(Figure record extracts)

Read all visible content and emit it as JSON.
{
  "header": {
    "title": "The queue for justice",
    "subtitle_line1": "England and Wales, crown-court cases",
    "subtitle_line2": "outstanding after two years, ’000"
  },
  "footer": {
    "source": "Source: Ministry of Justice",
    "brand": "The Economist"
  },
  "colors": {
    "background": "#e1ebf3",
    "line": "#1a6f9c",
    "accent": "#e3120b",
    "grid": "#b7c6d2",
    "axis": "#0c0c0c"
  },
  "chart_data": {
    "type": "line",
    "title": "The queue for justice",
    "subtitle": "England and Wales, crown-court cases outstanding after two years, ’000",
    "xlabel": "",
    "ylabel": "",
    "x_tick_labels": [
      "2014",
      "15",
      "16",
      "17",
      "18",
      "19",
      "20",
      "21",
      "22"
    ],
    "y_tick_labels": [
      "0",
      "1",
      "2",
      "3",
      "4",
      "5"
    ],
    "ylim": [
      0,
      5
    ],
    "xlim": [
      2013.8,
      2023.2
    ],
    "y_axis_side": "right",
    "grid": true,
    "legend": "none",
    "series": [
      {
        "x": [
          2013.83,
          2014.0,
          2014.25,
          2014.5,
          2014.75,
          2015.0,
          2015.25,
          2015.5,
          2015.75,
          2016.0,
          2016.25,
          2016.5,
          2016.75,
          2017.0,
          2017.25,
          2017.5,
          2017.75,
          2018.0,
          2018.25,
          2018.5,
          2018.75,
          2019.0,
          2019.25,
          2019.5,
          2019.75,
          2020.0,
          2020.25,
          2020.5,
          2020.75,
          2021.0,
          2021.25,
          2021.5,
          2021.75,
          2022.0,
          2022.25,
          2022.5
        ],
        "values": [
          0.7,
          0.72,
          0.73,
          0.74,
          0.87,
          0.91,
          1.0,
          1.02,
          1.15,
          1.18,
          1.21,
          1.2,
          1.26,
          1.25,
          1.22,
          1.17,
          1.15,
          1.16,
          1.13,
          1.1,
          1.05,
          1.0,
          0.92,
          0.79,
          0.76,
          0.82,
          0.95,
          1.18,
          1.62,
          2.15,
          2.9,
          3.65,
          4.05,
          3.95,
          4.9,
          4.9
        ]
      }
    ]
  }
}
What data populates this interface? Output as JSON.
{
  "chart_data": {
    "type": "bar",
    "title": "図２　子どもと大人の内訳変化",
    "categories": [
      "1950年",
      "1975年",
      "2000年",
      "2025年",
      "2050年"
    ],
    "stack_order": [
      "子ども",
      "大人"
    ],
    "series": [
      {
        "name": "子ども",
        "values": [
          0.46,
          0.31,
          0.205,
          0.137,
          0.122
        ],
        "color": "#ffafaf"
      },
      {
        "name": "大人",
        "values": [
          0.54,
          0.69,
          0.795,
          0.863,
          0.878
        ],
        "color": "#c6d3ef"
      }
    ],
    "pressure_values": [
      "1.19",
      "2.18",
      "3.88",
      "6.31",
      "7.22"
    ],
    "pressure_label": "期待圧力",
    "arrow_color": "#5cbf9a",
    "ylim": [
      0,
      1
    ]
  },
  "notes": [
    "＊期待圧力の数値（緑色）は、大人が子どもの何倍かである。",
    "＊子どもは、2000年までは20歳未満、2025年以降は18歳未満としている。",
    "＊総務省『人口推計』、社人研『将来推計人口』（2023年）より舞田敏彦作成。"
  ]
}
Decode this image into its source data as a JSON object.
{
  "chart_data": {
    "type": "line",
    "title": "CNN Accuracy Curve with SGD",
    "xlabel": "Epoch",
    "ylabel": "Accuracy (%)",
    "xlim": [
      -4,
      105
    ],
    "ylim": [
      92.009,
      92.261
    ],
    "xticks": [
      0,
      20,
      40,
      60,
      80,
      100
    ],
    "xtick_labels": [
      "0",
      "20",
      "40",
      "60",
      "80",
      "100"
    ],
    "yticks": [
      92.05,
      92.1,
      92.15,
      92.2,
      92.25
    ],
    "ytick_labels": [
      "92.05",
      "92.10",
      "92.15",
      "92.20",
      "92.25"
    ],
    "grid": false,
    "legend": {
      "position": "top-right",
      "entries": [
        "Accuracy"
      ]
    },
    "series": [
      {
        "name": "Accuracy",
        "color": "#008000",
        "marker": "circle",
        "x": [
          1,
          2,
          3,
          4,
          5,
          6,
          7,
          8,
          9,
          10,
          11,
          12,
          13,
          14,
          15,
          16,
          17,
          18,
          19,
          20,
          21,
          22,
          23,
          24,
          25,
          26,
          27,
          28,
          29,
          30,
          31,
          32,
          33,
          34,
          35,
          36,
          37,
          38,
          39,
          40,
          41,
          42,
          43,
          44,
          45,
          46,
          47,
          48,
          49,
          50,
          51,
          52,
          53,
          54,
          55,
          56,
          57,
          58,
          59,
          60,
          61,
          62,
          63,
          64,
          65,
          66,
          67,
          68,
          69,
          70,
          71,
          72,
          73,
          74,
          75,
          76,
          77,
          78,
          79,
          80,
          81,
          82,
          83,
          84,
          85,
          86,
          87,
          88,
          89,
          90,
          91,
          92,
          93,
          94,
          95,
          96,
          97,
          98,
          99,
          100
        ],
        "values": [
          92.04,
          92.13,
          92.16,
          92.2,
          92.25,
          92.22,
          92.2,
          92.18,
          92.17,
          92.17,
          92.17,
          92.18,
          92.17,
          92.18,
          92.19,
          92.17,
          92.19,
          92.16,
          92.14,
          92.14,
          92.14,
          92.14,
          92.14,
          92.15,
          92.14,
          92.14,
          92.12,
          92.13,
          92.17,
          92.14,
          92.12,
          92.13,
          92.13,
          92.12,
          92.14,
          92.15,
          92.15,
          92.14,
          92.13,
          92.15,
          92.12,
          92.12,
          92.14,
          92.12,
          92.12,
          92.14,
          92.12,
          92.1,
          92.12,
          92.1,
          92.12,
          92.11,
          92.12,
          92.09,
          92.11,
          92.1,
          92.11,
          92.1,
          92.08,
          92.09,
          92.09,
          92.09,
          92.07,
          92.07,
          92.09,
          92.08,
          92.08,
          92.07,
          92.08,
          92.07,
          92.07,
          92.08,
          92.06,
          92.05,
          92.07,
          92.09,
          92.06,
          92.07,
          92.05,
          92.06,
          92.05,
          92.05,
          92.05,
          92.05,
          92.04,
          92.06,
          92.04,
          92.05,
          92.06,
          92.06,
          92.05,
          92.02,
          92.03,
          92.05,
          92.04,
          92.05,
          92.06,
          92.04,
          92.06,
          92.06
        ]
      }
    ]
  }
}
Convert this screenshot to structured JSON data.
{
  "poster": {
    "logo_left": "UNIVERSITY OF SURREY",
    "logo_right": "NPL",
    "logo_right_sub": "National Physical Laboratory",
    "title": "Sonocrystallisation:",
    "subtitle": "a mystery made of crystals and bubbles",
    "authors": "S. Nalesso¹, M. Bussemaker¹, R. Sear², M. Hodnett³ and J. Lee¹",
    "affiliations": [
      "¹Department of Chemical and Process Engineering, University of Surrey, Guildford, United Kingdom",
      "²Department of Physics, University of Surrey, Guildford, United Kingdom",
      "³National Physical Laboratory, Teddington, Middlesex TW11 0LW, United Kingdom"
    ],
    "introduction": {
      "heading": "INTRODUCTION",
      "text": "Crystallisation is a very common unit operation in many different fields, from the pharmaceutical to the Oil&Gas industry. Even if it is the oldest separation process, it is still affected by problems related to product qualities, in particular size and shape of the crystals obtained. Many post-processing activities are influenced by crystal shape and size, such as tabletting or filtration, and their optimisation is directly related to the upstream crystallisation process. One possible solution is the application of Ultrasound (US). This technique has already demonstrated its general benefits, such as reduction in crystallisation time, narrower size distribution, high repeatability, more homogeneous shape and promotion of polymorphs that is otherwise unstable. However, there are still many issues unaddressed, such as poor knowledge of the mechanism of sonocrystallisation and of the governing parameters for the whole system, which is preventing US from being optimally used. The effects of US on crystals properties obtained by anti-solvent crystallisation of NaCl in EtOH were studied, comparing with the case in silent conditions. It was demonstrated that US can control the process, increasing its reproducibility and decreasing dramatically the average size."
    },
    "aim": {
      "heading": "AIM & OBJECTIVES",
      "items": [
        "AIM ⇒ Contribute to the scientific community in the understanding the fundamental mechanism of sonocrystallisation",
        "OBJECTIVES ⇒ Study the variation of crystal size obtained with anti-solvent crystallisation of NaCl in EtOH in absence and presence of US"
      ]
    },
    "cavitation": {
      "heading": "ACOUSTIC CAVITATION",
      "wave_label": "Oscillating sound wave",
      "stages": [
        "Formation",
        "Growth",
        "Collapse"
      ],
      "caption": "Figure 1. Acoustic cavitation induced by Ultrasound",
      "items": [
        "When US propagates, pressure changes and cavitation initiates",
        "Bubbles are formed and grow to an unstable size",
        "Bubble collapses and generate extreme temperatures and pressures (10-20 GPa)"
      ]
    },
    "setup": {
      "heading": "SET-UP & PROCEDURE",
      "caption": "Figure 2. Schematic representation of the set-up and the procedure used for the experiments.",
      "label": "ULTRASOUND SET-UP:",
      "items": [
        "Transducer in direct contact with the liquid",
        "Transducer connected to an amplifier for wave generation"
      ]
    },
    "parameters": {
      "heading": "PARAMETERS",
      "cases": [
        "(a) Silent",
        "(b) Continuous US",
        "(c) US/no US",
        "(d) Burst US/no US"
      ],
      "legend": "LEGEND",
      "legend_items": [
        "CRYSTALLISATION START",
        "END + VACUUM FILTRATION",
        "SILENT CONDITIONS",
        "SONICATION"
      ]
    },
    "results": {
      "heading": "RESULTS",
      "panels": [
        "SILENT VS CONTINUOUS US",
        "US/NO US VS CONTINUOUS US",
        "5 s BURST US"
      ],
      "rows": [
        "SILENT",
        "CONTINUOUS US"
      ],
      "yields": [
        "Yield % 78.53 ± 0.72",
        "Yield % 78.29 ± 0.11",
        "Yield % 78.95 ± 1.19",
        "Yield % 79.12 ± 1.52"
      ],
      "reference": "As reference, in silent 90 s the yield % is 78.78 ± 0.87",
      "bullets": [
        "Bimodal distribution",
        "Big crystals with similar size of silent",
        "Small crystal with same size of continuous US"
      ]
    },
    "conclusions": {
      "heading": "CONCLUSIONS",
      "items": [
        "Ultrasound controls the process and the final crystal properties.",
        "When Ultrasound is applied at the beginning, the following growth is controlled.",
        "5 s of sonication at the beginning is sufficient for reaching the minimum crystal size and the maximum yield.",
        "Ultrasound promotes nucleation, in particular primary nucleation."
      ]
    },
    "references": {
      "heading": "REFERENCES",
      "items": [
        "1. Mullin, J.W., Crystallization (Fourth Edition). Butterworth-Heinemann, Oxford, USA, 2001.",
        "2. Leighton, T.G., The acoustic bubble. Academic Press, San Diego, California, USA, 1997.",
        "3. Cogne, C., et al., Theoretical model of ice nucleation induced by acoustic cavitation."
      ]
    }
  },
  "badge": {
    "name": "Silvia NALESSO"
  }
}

■ **WRITTEN INSTRUCTION**:
Copy each line in the data that holds the word "cases".

■ **COMPLETED EXERCISE**:
    "subtitle_line1": "England and Wales, crown-court cases",
    "subtitle": "England and Wales, crown-court cases outstanding after two years, ’000",
      "cases": [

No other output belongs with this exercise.